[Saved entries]
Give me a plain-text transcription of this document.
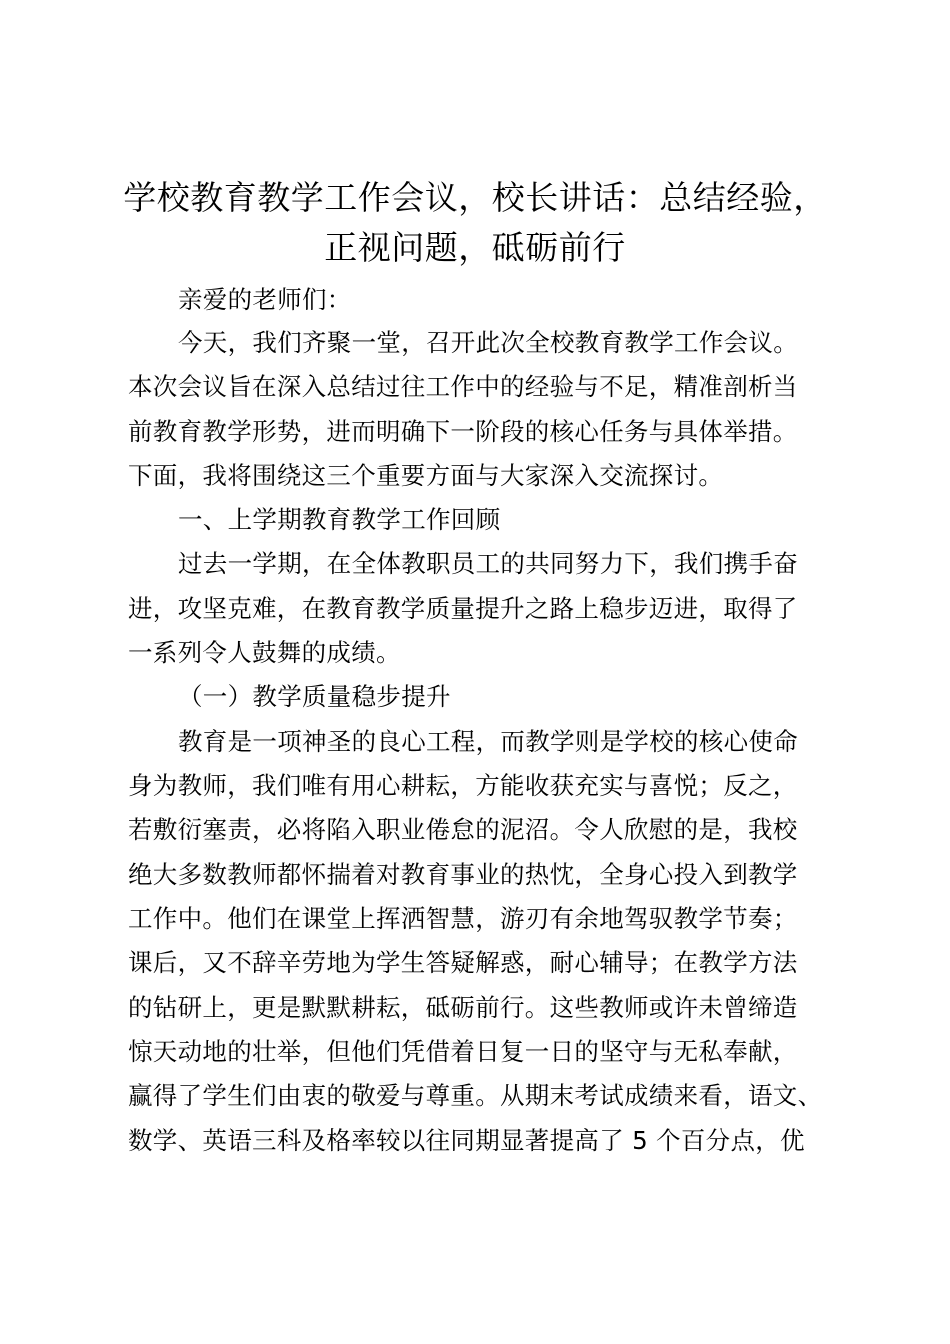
学校教育教学工作会议，校长讲话：总结经验，
正视问题，砥砺前行
亲爱的老师们：
今天，我们齐聚一堂，召开此次全校教育教学工作会议。
本次会议旨在深入总结过往工作中的经验与不足，精准剖析当
前教育教学形势，进而明确下一阶段的核心任务与具体举措。
下面，我将围绕这三个重要方面与大家深入交流探讨。
一、上学期教育教学工作回顾
过去一学期，在全体教职员工的共同努力下，我们携手奋
进，攻坚克难，在教育教学质量提升之路上稳步迈进，取得了
一系列令人鼓舞的成绩。
（一）教学质量稳步提升
教育是一项神圣的良心工程，而教学则是学校的核心使命
身为教师，我们唯有用心耕耘，方能收获充实与喜悦；反之，
若敷衍塞责，必将陷入职业倦怠的泥沼。令人欣慰的是，我校
绝大多数教师都怀揣着对教育事业的热忱，全身心投入到教学
工作中。他们在课堂上挥洒智慧，游刃有余地驾驭教学节奏；
课后，又不辞辛劳地为学生答疑解惑，耐心辅导；在教学方法
的钻研上，更是默默耕耘，砥砺前行。这些教师或许未曾缔造
惊天动地的壮举，但他们凭借着日复一日的坚守与无私奉献，
赢得了学生们由衷的敬爱与尊重。从期末考试成绩来看，语文、
数学、英语三科及格率较以往同期显著提高了 5 个百分点，优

### Request
Search the data for the string "砥砺前行". List each line that has it.

### The completed task
正视问题，砥砺前行
的钻研上，更是默默耕耘，砥砺前行。这些教师或许未曾缔造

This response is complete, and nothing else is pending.